"""
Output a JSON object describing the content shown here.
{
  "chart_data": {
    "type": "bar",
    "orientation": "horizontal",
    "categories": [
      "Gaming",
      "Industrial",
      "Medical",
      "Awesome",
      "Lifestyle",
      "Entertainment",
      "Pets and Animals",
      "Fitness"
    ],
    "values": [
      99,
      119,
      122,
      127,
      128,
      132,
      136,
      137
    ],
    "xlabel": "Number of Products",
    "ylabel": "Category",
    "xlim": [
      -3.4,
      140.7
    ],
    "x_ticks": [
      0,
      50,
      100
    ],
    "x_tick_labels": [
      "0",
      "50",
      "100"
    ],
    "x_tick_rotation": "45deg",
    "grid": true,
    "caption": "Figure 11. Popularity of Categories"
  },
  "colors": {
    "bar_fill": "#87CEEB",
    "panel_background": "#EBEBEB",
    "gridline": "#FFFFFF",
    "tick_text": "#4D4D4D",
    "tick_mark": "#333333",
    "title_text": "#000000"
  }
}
"""
SHORT TASK: Return the full listing, character for character.

FINAL RESULT:
Output a JSON object describing the content shown here.
{
  "chart_data": {
    "type": "bar",
    "orientation": "horizontal",
    "categories": [
      "Gaming",
      "Industrial",
      "Medical",
      "Awesome",
      "Lifestyle",
      "Entertainment",
      "Pets and Animals",
      "Fitness"
    ],
    "values": [
      99,
      119,
      122,
      127,
      128,
      132,
      136,
      137
    ],
    "xlabel": "Number of Products",
    "ylabel": "Category",
    "xlim": [
      -3.4,
      140.7
    ],
    "x_ticks": [
      0,
      50,
      100
    ],
    "x_tick_labels": [
      "0",
      "50",
      "100"
    ],
    "x_tick_rotation": "45deg",
    "grid": true,
    "caption": "Figure 11. Popularity of Categories"
  },
  "colors": {
    "bar_fill": "#87CEEB",
    "panel_background": "#EBEBEB",
    "gridline": "#FFFFFF",
    "tick_text": "#4D4D4D",
    "tick_mark": "#333333",
    "title_text": "#000000"
  }
}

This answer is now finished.